--- BEGIN Data provided ---

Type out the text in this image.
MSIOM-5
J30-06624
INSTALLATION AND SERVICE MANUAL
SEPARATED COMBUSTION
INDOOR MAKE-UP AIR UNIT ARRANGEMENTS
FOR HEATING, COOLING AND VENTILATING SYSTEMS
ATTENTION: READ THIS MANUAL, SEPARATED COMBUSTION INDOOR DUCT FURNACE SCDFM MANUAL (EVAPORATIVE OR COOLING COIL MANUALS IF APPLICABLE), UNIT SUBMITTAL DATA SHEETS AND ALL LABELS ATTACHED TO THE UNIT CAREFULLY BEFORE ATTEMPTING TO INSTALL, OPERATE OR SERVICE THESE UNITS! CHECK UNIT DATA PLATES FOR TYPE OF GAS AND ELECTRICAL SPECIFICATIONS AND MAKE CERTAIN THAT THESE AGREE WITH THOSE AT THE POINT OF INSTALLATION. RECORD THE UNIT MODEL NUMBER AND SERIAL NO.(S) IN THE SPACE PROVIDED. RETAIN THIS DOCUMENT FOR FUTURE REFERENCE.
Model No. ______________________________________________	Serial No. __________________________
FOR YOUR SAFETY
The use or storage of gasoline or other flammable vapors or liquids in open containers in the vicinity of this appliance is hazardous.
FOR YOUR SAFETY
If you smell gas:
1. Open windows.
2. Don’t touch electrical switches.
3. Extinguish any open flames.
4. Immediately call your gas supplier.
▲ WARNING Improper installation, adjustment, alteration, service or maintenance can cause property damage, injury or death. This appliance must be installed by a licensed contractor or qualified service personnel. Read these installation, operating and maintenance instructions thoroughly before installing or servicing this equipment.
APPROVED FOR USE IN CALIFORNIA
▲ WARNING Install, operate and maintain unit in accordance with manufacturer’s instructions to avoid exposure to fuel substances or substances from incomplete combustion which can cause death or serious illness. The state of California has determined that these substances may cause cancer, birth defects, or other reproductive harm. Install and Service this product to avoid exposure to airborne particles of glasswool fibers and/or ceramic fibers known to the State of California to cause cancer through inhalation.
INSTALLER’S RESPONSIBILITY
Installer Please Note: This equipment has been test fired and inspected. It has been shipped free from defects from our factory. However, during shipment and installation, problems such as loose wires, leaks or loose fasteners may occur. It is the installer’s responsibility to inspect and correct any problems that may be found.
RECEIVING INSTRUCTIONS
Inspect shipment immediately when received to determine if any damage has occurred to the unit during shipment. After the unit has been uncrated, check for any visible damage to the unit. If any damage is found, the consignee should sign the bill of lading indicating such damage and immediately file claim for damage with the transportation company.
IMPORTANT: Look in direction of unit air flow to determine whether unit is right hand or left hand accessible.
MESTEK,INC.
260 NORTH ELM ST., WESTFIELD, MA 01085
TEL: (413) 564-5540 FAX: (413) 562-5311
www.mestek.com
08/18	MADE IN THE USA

--- END Data provided ---

Direction:
Say how many lines of the data include the word "SEPARATED". Nothing other than the number should be given.

Result of the exercise:
2